--- THE PROBLEM ---
State how many lines of the records contain the string "JSON", and give no other information.

--- RECORDED INFORMATION ---
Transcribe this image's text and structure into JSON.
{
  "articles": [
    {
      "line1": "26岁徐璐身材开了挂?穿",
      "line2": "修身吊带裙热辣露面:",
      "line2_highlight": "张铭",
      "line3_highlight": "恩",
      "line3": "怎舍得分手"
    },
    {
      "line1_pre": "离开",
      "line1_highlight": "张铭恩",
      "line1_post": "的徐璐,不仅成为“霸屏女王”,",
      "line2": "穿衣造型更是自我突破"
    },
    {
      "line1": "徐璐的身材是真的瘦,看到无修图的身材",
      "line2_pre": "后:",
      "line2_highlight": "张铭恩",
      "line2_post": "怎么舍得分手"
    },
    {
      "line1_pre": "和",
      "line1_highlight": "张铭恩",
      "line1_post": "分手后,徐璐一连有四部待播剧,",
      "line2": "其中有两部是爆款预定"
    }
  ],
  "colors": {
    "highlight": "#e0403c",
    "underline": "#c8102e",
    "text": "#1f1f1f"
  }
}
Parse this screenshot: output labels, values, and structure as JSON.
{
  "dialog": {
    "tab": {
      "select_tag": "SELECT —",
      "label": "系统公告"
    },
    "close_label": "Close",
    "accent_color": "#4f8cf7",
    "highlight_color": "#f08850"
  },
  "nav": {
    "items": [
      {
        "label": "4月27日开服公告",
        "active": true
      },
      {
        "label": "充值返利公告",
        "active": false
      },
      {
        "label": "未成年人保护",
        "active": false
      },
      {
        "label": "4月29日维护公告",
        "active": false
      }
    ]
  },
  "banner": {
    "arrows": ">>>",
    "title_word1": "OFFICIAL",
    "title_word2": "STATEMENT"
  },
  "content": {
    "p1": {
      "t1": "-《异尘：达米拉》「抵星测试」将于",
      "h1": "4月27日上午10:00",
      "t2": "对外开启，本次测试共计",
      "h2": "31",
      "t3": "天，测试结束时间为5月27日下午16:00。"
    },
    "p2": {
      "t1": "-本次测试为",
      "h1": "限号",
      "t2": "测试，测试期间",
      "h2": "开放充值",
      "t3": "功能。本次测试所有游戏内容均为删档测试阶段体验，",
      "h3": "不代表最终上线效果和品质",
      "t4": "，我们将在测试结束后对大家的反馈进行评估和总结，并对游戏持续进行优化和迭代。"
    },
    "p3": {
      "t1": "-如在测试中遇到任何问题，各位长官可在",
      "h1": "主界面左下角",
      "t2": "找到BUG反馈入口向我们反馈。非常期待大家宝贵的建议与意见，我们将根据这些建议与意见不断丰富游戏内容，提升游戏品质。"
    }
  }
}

--- FULL ANSWER ---
2